Requirement: Reproduce the material exactly, omitting nothing.
-------- Source records --------
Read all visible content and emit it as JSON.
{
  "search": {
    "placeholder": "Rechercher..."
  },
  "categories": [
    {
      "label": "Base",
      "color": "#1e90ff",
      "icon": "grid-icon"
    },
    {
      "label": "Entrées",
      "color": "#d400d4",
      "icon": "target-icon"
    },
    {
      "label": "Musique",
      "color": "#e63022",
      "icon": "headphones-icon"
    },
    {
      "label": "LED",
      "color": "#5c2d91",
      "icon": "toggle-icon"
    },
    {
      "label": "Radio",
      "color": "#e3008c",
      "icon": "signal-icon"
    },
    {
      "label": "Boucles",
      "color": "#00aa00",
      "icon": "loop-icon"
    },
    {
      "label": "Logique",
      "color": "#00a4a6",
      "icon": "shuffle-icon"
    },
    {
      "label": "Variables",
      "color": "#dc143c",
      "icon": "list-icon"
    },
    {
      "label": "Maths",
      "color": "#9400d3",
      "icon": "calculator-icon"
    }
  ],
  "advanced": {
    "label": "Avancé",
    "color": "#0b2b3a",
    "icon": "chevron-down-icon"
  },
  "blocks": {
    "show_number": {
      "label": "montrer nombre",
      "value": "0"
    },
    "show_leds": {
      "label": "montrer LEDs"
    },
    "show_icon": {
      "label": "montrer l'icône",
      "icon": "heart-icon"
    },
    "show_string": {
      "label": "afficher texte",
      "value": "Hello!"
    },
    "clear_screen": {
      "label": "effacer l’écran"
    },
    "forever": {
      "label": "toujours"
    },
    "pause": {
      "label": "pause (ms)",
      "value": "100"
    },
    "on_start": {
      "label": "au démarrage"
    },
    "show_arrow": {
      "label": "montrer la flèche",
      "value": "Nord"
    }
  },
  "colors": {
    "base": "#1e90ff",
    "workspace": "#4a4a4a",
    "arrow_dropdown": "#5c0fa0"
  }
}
--------
Task response:
Read all visible content and emit it as JSON.
{
  "search": {
    "placeholder": "Rechercher..."
  },
  "categories": [
    {
      "label": "Base",
      "color": "#1e90ff",
      "icon": "grid-icon"
    },
    {
      "label": "Entrées",
      "color": "#d400d4",
      "icon": "target-icon"
    },
    {
      "label": "Musique",
      "color": "#e63022",
      "icon": "headphones-icon"
    },
    {
      "label": "LED",
      "color": "#5c2d91",
      "icon": "toggle-icon"
    },
    {
      "label": "Radio",
      "color": "#e3008c",
      "icon": "signal-icon"
    },
    {
      "label": "Boucles",
      "color": "#00aa00",
      "icon": "loop-icon"
    },
    {
      "label": "Logique",
      "color": "#00a4a6",
      "icon": "shuffle-icon"
    },
    {
      "label": "Variables",
      "color": "#dc143c",
      "icon": "list-icon"
    },
    {
      "label": "Maths",
      "color": "#9400d3",
      "icon": "calculator-icon"
    }
  ],
  "advanced": {
    "label": "Avancé",
    "color": "#0b2b3a",
    "icon": "chevron-down-icon"
  },
  "blocks": {
    "show_number": {
      "label": "montrer nombre",
      "value": "0"
    },
    "show_leds": {
      "label": "montrer LEDs"
    },
    "show_icon": {
      "label": "montrer l'icône",
      "icon": "heart-icon"
    },
    "show_string": {
      "label": "afficher texte",
      "value": "Hello!"
    },
    "clear_screen": {
      "label": "effacer l’écran"
    },
    "forever": {
      "label": "toujours"
    },
    "pause": {
      "label": "pause (ms)",
      "value": "100"
    },
    "on_start": {
      "label": "au démarrage"
    },
    "show_arrow": {
      "label": "montrer la flèche",
      "value": "Nord"
    }
  },
  "colors": {
    "base": "#1e90ff",
    "workspace": "#4a4a4a",
    "arrow_dropdown": "#5c0fa0"
  }
}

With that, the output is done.